Consigne a -> Selon l'extrait fourni, pourquoi l'Autorité estime-t-elle que la société Cartocad était en mesure d'étayer ses allégations ?

Extrait fourni ->
63.L’Autorité relève, préalablement, qu’il revient à l’entreprise plaignante d’apporter, à tout le moins, des indices suffisants de l’existence de pratiques anticoncurrentielles. Elle en déduit qu’elle n’était pas tenue de suppléer la carence de la société Cartocad dans l’administration de la preuve. Elle relève également, qu’en l’espèce, les services d’instruction ont examiné la saisine, envoyé deux questionnaires à la requérante et conduit d’autres mesures d’instruction (en l’occurrence, la consultation d’études de marché non fournie par cette dernière), à la suite de quoi l’Autorité a estimé que les éléments avancés dans cette saisine et dans les réponses aux questionnaires ne rendaient vraisemblable ni l’existence d’une situation de dépendance économique ni l’existence d’une altération, même potentielle, de la concurrence. Elle souligne que les allégations en cause tenaient directement à l’activité commerciale de la plaignante, de sorte qu’elle était en mesure de les étayer. Elle constate que les éléments invoqués dans le cadre du présent recours ne sont pas de nature à remettre en cause le raisonnement attaqué, faute d’expliquer en quoi la plaignante ne serait pas capable, financièrement ou matériellement, de fournir les éléments qui permettraient d’appuyer suffisamment ses allégations. Elle en déduit qu’il convient de rejeter l’argument de la société Cartocad tendant à être exonérée de la charge de la preuve des éléments venant à l’appui de sa saisine. Elle rappelle également que la décision attaquée n’a pas autorité de chose décidée et qu’elle n’est pas exclusive d’un possible examen ultérieur des mêmes pratiques dans le cadre d’un dossier plus étayé.

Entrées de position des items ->
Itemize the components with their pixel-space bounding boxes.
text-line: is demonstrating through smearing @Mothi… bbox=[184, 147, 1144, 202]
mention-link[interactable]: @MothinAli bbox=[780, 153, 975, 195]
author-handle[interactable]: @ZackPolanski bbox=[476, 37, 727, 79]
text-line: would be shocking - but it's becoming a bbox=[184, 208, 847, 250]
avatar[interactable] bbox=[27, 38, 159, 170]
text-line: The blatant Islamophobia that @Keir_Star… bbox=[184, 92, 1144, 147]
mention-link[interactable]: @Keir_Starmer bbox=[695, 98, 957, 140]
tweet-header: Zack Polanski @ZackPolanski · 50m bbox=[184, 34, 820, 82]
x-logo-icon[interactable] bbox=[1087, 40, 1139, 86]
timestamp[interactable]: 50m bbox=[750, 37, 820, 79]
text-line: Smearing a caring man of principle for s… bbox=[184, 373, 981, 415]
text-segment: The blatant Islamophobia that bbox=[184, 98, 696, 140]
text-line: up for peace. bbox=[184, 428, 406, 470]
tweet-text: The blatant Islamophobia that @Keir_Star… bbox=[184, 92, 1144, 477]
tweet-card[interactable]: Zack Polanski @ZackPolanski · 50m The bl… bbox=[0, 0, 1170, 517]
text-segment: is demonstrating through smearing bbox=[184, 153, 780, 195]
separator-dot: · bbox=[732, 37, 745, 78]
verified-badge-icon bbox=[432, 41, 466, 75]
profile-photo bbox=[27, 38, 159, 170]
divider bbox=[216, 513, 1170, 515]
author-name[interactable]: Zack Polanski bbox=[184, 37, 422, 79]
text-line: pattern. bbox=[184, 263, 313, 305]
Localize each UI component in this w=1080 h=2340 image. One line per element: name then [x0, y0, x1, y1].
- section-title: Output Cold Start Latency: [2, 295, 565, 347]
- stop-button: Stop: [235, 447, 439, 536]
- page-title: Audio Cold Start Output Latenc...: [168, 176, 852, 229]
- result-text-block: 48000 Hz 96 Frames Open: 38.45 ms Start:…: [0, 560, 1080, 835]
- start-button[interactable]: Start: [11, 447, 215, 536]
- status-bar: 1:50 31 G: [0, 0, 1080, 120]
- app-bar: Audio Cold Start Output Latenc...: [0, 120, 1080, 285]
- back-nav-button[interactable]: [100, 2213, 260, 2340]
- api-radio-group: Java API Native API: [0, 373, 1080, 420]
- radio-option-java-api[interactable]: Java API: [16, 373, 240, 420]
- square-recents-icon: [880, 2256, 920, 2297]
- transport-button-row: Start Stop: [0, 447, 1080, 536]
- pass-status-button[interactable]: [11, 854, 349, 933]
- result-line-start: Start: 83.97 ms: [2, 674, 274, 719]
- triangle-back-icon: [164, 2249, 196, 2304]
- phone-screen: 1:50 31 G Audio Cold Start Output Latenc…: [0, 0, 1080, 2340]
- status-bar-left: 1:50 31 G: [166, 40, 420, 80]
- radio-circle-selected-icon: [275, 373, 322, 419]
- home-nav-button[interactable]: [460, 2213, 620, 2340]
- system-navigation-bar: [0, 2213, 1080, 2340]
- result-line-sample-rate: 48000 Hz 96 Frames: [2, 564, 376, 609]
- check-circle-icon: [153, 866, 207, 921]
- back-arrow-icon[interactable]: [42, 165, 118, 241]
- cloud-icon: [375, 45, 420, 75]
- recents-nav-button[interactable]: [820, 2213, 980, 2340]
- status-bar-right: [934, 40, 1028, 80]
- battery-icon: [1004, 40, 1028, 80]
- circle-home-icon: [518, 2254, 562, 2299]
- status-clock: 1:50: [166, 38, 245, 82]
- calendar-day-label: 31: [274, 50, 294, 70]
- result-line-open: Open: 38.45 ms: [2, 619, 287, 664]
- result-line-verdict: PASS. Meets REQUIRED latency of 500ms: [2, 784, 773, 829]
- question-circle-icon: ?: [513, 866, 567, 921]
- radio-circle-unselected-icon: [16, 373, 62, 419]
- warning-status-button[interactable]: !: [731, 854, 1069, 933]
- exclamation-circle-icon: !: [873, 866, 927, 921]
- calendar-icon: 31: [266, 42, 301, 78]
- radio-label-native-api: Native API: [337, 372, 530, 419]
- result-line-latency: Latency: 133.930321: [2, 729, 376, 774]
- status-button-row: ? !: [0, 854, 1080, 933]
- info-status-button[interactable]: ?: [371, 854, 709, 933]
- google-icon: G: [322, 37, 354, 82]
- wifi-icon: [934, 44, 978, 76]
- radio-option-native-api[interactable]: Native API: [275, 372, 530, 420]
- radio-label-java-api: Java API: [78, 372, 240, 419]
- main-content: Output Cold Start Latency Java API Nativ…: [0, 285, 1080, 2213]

Consigne b -> Montrez chaque ligne des enregistrements qui contient la chaîne « that », en respectant la casse.

Solution complète a -> L'Autorité estime que la société Cartocad pouvait étayer ses allégations parce que celles-ci tenaient directement à son activité commerciale.

Solution complète b ->
text-line: The blatant Islamophobia that @Keir_Star… bbox=[184, 92, 1144, 147]
text-segment: The blatant Islamophobia that bbox=[184, 98, 696, 140]
tweet-text: The blatant Islamophobia that @Keir_Star… bbox=[184, 92, 1144, 477]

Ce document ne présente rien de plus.